=== Stated goal ===
Locate the line that contains "Give me a plain-text" in the entries below. Retype it and all following lines through the final one, character for character.

[Some records]
__________
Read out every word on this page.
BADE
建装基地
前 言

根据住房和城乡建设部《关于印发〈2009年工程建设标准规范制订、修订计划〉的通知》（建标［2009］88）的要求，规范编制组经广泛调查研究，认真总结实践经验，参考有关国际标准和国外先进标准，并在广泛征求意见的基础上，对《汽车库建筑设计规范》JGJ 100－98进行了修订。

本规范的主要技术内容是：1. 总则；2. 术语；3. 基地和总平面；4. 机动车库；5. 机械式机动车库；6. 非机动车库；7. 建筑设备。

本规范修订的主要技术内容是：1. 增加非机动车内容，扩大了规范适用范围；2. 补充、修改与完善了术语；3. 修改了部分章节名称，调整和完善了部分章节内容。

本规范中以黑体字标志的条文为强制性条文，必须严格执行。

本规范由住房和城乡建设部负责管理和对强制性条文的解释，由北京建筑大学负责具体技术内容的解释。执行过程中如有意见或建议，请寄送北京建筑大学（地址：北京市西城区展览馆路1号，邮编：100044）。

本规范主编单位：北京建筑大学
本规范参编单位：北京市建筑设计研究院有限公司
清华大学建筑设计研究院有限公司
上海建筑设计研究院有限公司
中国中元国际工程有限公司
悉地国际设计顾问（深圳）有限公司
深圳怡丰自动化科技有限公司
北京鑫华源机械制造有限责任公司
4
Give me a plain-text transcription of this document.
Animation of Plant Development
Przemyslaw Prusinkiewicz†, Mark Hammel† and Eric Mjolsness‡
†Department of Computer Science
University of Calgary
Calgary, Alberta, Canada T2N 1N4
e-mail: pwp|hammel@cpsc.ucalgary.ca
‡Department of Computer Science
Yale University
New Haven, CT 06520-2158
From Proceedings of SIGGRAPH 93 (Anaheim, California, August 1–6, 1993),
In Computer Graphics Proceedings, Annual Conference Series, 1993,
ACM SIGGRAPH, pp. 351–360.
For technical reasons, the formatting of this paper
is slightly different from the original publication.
__________
=== Result ===
Give me a plain-text transcription of this document.
Animation of Plant Development
Przemyslaw Prusinkiewicz†, Mark Hammel† and Eric Mjolsness‡
†Department of Computer Science
University of Calgary
Calgary, Alberta, Canada T2N 1N4
e-mail: pwp|hammel@cpsc.ucalgary.ca
‡Department of Computer Science
Yale University
New Haven, CT 06520-2158
From Proceedings of SIGGRAPH 93 (Anaheim, California, August 1–6, 1993),
In Computer Graphics Proceedings, Annual Conference Series, 1993,
ACM SIGGRAPH, pp. 351–360.
For technical reasons, the formatting of this paper
is slightly different from the original publication.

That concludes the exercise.